Start
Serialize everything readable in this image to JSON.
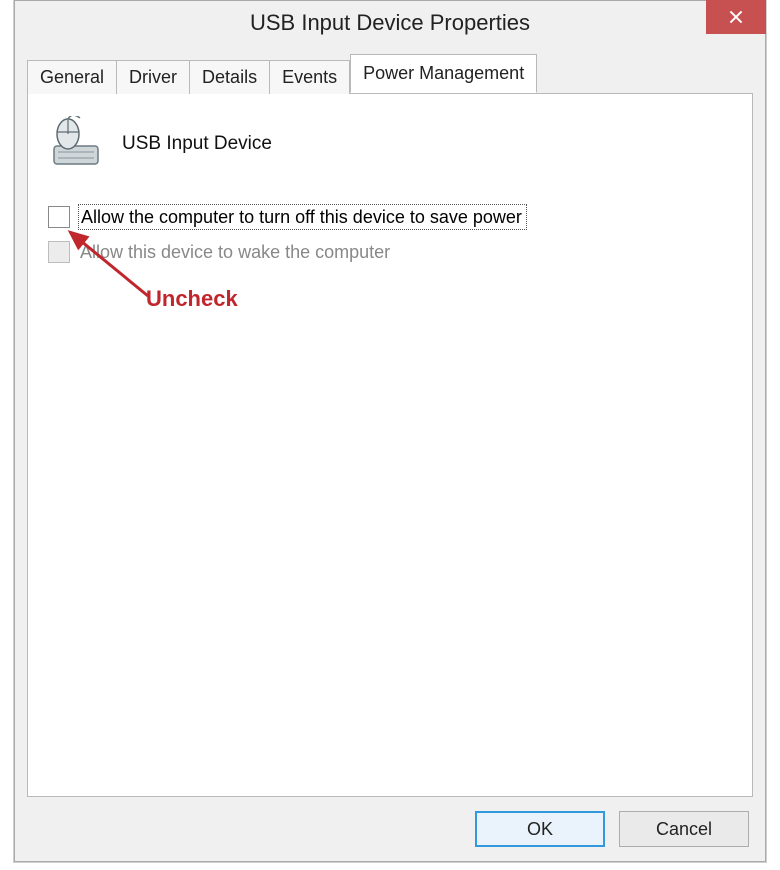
{
  "window": {
    "title": "USB Input Device Properties",
    "close_glyph": "✕"
  },
  "tabs": [
    {
      "label": "General"
    },
    {
      "label": "Driver"
    },
    {
      "label": "Details"
    },
    {
      "label": "Events"
    },
    {
      "label": "Power Management",
      "active": true
    }
  ],
  "device": {
    "name": "USB Input Device",
    "icon": "mouse-keyboard-icon"
  },
  "options": {
    "allow_turn_off": {
      "label": "Allow the computer to turn off this device to save power",
      "checked": false,
      "enabled": true,
      "focused": true
    },
    "allow_wake": {
      "label": "Allow this device to wake the computer",
      "checked": false,
      "enabled": false,
      "focused": false
    }
  },
  "buttons": {
    "ok": "OK",
    "cancel": "Cancel"
  },
  "annotation": {
    "text": "Uncheck",
    "color": "#c0272d"
  }
}
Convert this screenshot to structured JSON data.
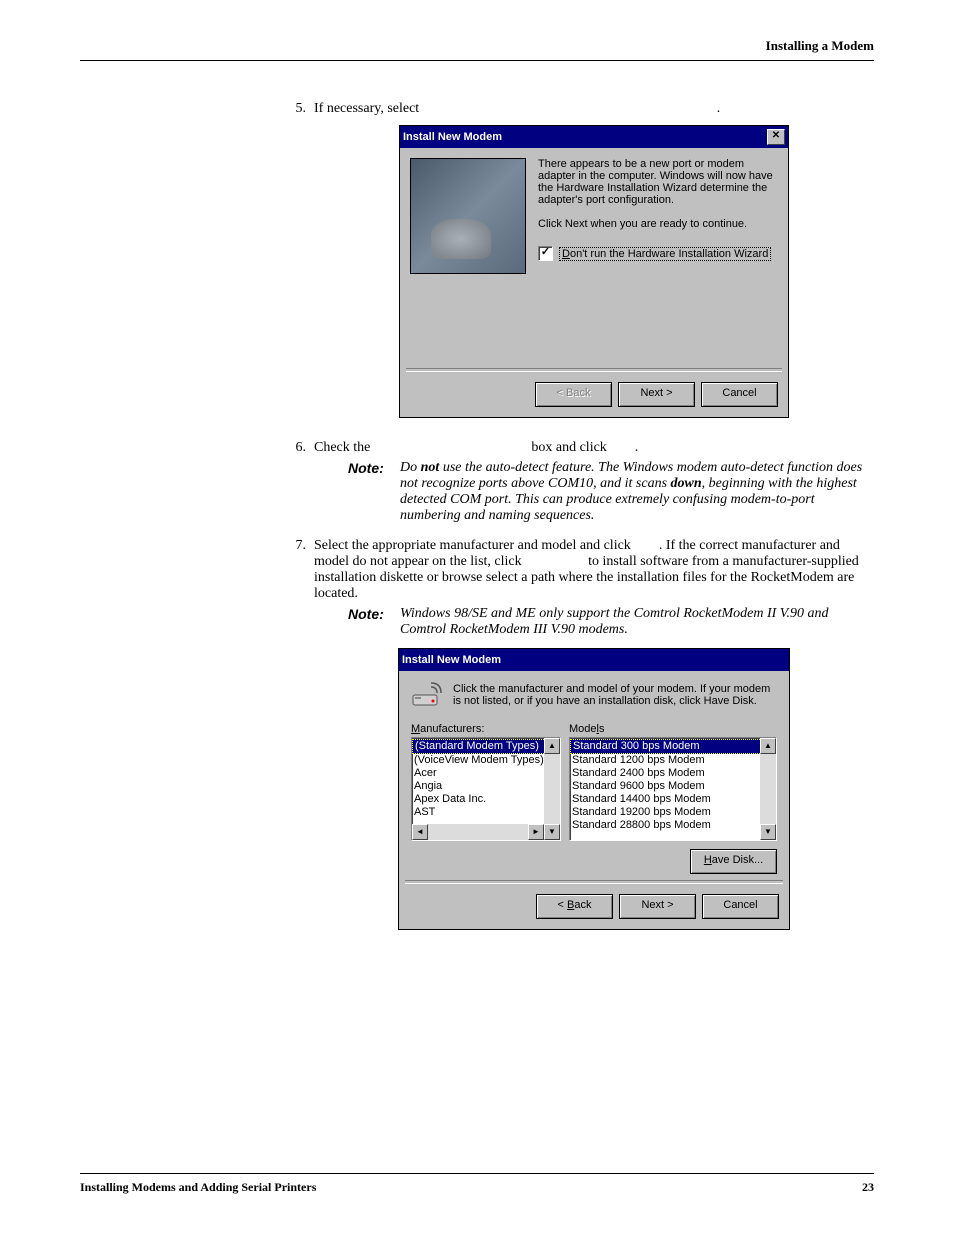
{
  "header": {
    "section": "Installing a Modem"
  },
  "steps": {
    "s5": {
      "num": "5.",
      "text": "If necessary, select",
      "trail": "."
    },
    "s6": {
      "num": "6.",
      "pre": "Check the",
      "mid": "box and click",
      "trail": "."
    },
    "s7": {
      "num": "7.",
      "text_a": "Select the appropriate manufacturer and model and click",
      "text_b": ". If the correct manufacturer and model do not appear on the list, click",
      "text_c": "to install software from a manufacturer-supplied installation diskette or browse select a path where the installation files for the RocketModem are located."
    }
  },
  "notes": {
    "label": "Note:",
    "n1_a": "Do ",
    "n1_b": "not",
    "n1_c": " use the auto-detect feature. The Windows modem auto-detect function does not recognize ports above COM10, and it scans ",
    "n1_d": "down",
    "n1_e": ", beginning with the highest detected COM port. This can produce extremely confusing modem-to-port numbering and naming sequences.",
    "n2": "Windows 98/SE and ME only support the Comtrol RocketModem II V.90 and Comtrol RocketModem III V.90 modems."
  },
  "dlg1": {
    "title": "Install New Modem",
    "close": "✕",
    "text1": "There appears to be a new port or modem adapter in the computer. Windows will now have the Hardware Installation Wizard determine the adapter's port configuration.",
    "text2": "Click Next when you are ready to continue.",
    "chk_mark": "✓",
    "chk_label_u": "D",
    "chk_label_rest": "on't run the Hardware Installation Wizard",
    "btn_back": "< Back",
    "btn_next": "Next >",
    "btn_cancel": "Cancel"
  },
  "dlg2": {
    "title": "Install New Modem",
    "instr": "Click the manufacturer and model of your modem. If your modem is not listed, or if you have an installation disk, click Have Disk.",
    "manu_label_u": "M",
    "manu_label_rest": "anufacturers:",
    "model_label_pre": "Mode",
    "model_label_u": "l",
    "model_label_post": "s",
    "manufacturers": [
      "(Standard Modem Types)",
      "(VoiceView Modem Types)",
      "Acer",
      "Angia",
      "Apex Data Inc.",
      "AST"
    ],
    "models": [
      "Standard   300 bps Modem",
      "Standard  1200 bps Modem",
      "Standard  2400 bps Modem",
      "Standard  9600 bps Modem",
      "Standard 14400 bps Modem",
      "Standard 19200 bps Modem",
      "Standard 28800 bps Modem"
    ],
    "btn_have_u": "H",
    "btn_have_rest": "ave Disk...",
    "btn_back_u": "B",
    "btn_back_pre": "< ",
    "btn_back_post": "ack",
    "btn_next": "Next >",
    "btn_cancel": "Cancel"
  },
  "footer": {
    "left": "Installing Modems and Adding Serial Printers",
    "right": "23"
  }
}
End
WHAT YOU WILL DO: From the data, list each line in which the string "Types" appears.

EXERCISE RESULT:
      "(Standard Modem Types)",
      "(VoiceView Modem Types)",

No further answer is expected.